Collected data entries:
────────────────
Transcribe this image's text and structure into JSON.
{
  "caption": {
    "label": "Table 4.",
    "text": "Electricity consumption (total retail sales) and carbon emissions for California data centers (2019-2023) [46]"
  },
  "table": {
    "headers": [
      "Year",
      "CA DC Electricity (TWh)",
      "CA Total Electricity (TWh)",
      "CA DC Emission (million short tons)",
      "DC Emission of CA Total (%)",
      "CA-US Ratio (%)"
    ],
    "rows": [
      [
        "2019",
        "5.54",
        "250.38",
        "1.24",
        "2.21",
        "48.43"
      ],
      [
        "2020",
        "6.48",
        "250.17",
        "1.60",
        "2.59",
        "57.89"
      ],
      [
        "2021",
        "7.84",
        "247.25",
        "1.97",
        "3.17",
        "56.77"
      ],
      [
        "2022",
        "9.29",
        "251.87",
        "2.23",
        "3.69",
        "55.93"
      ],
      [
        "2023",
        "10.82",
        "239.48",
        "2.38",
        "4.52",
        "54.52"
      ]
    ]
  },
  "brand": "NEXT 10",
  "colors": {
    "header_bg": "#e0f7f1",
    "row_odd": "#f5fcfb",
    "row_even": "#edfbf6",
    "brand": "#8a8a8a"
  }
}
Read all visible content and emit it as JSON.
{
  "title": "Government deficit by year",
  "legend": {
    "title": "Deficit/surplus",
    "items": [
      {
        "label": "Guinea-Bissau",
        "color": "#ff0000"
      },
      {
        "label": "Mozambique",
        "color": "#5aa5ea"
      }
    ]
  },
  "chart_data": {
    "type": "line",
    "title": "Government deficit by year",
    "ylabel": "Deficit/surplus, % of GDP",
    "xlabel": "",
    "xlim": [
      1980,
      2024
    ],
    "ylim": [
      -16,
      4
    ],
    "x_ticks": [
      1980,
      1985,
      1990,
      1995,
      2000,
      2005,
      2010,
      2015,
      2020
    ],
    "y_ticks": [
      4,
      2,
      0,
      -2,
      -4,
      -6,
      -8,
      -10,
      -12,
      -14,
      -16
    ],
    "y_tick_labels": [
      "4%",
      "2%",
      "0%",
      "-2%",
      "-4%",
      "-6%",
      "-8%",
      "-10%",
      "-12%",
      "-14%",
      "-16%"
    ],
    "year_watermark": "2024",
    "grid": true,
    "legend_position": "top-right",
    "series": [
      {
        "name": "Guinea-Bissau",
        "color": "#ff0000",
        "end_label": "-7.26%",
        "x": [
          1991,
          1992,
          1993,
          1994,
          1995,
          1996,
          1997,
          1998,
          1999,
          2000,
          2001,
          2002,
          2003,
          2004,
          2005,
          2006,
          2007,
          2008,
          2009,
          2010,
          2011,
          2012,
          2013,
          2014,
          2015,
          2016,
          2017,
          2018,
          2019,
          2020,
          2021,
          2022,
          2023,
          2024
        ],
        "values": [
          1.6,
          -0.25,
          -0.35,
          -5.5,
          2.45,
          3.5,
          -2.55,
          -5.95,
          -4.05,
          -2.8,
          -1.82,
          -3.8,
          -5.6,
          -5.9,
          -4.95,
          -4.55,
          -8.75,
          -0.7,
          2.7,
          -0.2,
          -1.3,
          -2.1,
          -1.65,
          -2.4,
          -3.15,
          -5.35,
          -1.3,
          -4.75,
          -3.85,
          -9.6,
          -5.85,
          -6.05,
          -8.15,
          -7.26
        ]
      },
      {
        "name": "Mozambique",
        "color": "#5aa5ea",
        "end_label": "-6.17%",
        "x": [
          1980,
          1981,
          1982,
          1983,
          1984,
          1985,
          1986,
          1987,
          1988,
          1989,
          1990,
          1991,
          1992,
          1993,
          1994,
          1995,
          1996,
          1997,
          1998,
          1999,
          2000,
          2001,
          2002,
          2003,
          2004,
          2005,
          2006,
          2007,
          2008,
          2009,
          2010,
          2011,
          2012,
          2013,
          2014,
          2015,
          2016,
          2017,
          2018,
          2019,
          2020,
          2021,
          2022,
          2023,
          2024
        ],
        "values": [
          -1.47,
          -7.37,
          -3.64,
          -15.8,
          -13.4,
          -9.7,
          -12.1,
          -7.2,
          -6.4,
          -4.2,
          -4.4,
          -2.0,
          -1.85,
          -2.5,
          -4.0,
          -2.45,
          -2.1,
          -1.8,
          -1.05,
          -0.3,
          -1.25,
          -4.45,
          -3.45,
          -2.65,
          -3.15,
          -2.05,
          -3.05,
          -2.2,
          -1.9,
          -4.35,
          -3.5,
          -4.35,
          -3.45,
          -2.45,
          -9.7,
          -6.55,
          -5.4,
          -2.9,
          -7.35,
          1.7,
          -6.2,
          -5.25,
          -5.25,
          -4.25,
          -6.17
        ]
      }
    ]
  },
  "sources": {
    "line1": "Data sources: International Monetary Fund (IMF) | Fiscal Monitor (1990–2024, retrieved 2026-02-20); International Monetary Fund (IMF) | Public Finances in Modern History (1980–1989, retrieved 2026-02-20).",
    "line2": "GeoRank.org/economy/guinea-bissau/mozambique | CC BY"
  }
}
────────────────
* BRIEF:
Give the entries again in full, exactly as they are written.

* EXERCISE RESULT:
Transcribe this image's text and structure into JSON.
{
  "caption": {
    "label": "Table 4.",
    "text": "Electricity consumption (total retail sales) and carbon emissions for California data centers (2019-2023) [46]"
  },
  "table": {
    "headers": [
      "Year",
      "CA DC Electricity (TWh)",
      "CA Total Electricity (TWh)",
      "CA DC Emission (million short tons)",
      "DC Emission of CA Total (%)",
      "CA-US Ratio (%)"
    ],
    "rows": [
      [
        "2019",
        "5.54",
        "250.38",
        "1.24",
        "2.21",
        "48.43"
      ],
      [
        "2020",
        "6.48",
        "250.17",
        "1.60",
        "2.59",
        "57.89"
      ],
      [
        "2021",
        "7.84",
        "247.25",
        "1.97",
        "3.17",
        "56.77"
      ],
      [
        "2022",
        "9.29",
        "251.87",
        "2.23",
        "3.69",
        "55.93"
      ],
      [
        "2023",
        "10.82",
        "239.48",
        "2.38",
        "4.52",
        "54.52"
      ]
    ]
  },
  "brand": "NEXT 10",
  "colors": {
    "header_bg": "#e0f7f1",
    "row_odd": "#f5fcfb",
    "row_even": "#edfbf6",
    "brand": "#8a8a8a"
  }
}
Read all visible content and emit it as JSON.
{
  "title": "Government deficit by year",
  "legend": {
    "title": "Deficit/surplus",
    "items": [
      {
        "label": "Guinea-Bissau",
        "color": "#ff0000"
      },
      {
        "label": "Mozambique",
        "color": "#5aa5ea"
      }
    ]
  },
  "chart_data": {
    "type": "line",
    "title": "Government deficit by year",
    "ylabel": "Deficit/surplus, % of GDP",
    "xlabel": "",
    "xlim": [
      1980,
      2024
    ],
    "ylim": [
      -16,
      4
    ],
    "x_ticks": [
      1980,
      1985,
      1990,
      1995,
      2000,
      2005,
      2010,
      2015,
      2020
    ],
    "y_ticks": [
      4,
      2,
      0,
      -2,
      -4,
      -6,
      -8,
      -10,
      -12,
      -14,
      -16
    ],
    "y_tick_labels": [
      "4%",
      "2%",
      "0%",
      "-2%",
      "-4%",
      "-6%",
      "-8%",
      "-10%",
      "-12%",
      "-14%",
      "-16%"
    ],
    "year_watermark": "2024",
    "grid": true,
    "legend_position": "top-right",
    "series": [
      {
        "name": "Guinea-Bissau",
        "color": "#ff0000",
        "end_label": "-7.26%",
        "x": [
          1991,
          1992,
          1993,
          1994,
          1995,
          1996,
          1997,
          1998,
          1999,
          2000,
          2001,
          2002,
          2003,
          2004,
          2005,
          2006,
          2007,
          2008,
          2009,
          2010,
          2011,
          2012,
          2013,
          2014,
          2015,
          2016,
          2017,
          2018,
          2019,
          2020,
          2021,
          2022,
          2023,
          2024
        ],
        "values": [
          1.6,
          -0.25,
          -0.35,
          -5.5,
          2.45,
          3.5,
          -2.55,
          -5.95,
          -4.05,
          -2.8,
          -1.82,
          -3.8,
          -5.6,
          -5.9,
          -4.95,
          -4.55,
          -8.75,
          -0.7,
          2.7,
          -0.2,
          -1.3,
          -2.1,
          -1.65,
          -2.4,
          -3.15,
          -5.35,
          -1.3,
          -4.75,
          -3.85,
          -9.6,
          -5.85,
          -6.05,
          -8.15,
          -7.26
        ]
      },
      {
        "name": "Mozambique",
        "color": "#5aa5ea",
        "end_label": "-6.17%",
        "x": [
          1980,
          1981,
          1982,
          1983,
          1984,
          1985,
          1986,
          1987,
          1988,
          1989,
          1990,
          1991,
          1992,
          1993,
          1994,
          1995,
          1996,
          1997,
          1998,
          1999,
          2000,
          2001,
          2002,
          2003,
          2004,
          2005,
          2006,
          2007,
          2008,
          2009,
          2010,
          2011,
          2012,
          2013,
          2014,
          2015,
          2016,
          2017,
          2018,
          2019,
          2020,
          2021,
          2022,
          2023,
          2024
        ],
        "values": [
          -1.47,
          -7.37,
          -3.64,
          -15.8,
          -13.4,
          -9.7,
          -12.1,
          -7.2,
          -6.4,
          -4.2,
          -4.4,
          -2.0,
          -1.85,
          -2.5,
          -4.0,
          -2.45,
          -2.1,
          -1.8,
          -1.05,
          -0.3,
          -1.25,
          -4.45,
          -3.45,
          -2.65,
          -3.15,
          -2.05,
          -3.05,
          -2.2,
          -1.9,
          -4.35,
          -3.5,
          -4.35,
          -3.45,
          -2.45,
          -9.7,
          -6.55,
          -5.4,
          -2.9,
          -7.35,
          1.7,
          -6.2,
          -5.25,
          -5.25,
          -4.25,
          -6.17
        ]
      }
    ]
  },
  "sources": {
    "line1": "Data sources: International Monetary Fund (IMF) | Fiscal Monitor (1990–2024, retrieved 2026-02-20); International Monetary Fund (IMF) | Public Finances in Modern History (1980–1989, retrieved 2026-02-20).",
    "line2": "GeoRank.org/economy/guinea-bissau/mozambique | CC BY"
  }
}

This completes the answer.